Data:
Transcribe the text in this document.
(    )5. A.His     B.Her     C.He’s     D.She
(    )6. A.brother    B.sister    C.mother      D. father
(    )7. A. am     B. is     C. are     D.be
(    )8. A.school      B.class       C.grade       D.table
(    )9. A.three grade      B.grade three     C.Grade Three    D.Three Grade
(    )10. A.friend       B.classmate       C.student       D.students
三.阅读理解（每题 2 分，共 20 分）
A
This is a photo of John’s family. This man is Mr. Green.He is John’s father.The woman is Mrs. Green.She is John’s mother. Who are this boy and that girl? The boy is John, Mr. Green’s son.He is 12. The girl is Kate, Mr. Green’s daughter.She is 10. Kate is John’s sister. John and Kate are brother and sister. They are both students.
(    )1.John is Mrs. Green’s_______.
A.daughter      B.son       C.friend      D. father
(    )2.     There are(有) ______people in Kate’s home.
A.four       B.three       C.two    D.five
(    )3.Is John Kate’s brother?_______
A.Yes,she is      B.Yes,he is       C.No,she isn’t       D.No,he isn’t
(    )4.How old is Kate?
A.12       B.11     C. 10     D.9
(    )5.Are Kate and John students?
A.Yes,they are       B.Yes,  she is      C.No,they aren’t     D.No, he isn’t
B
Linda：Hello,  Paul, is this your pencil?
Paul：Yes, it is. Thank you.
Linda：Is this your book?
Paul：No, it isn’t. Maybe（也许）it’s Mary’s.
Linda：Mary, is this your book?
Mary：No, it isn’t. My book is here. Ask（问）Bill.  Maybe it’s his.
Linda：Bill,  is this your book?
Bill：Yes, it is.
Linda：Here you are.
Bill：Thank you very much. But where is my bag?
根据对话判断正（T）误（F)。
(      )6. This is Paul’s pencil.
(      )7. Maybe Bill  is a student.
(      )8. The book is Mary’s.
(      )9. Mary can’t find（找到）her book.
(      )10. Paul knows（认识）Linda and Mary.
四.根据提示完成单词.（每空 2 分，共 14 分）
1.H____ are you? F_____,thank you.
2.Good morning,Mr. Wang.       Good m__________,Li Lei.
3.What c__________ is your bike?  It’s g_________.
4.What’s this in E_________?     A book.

To be done:
Give an exact copy of all the data shown above.

Written response:
Transcribe the text in this document.
(    )5. A.His     B.Her     C.He’s     D.She
(    )6. A.brother    B.sister    C.mother      D. father
(    )7. A. am     B. is     C. are     D.be
(    )8. A.school      B.class       C.grade       D.table
(    )9. A.three grade      B.grade three     C.Grade Three    D.Three Grade
(    )10. A.friend       B.classmate       C.student       D.students
三.阅读理解（每题 2 分，共 20 分）
A
This is a photo of John’s family. This man is Mr. Green.He is John’s father.The woman is Mrs. Green.She is John’s mother. Who are this boy and that girl? The boy is John, Mr. Green’s son.He is 12. The girl is Kate, Mr. Green’s daughter.She is 10. Kate is John’s sister. John and Kate are brother and sister. They are both students.
(    )1.John is Mrs. Green’s_______.
A.daughter      B.son       C.friend      D. father
(    )2.     There are(有) ______people in Kate’s home.
A.four       B.three       C.two    D.five
(    )3.Is John Kate’s brother?_______
A.Yes,she is      B.Yes,he is       C.No,she isn’t       D.No,he isn’t
(    )4.How old is Kate?
A.12       B.11     C. 10     D.9
(    )5.Are Kate and John students?
A.Yes,they are       B.Yes,  she is      C.No,they aren’t     D.No, he isn’t
B
Linda：Hello,  Paul, is this your pencil?
Paul：Yes, it is. Thank you.
Linda：Is this your book?
Paul：No, it isn’t. Maybe（也许）it’s Mary’s.
Linda：Mary, is this your book?
Mary：No, it isn’t. My book is here. Ask（问）Bill.  Maybe it’s his.
Linda：Bill,  is this your book?
Bill：Yes, it is.
Linda：Here you are.
Bill：Thank you very much. But where is my bag?
根据对话判断正（T）误（F)。
(      )6. This is Paul’s pencil.
(      )7. Maybe Bill  is a student.
(      )8. The book is Mary’s.
(      )9. Mary can’t find（找到）her book.
(      )10. Paul knows（认识）Linda and Mary.
四.根据提示完成单词.（每空 2 分，共 14 分）
1.H____ are you? F_____,thank you.
2.Good morning,Mr. Wang.       Good m__________,Li Lei.
3.What c__________ is your bike?  It’s g_________.
4.What’s this in E_________?     A book.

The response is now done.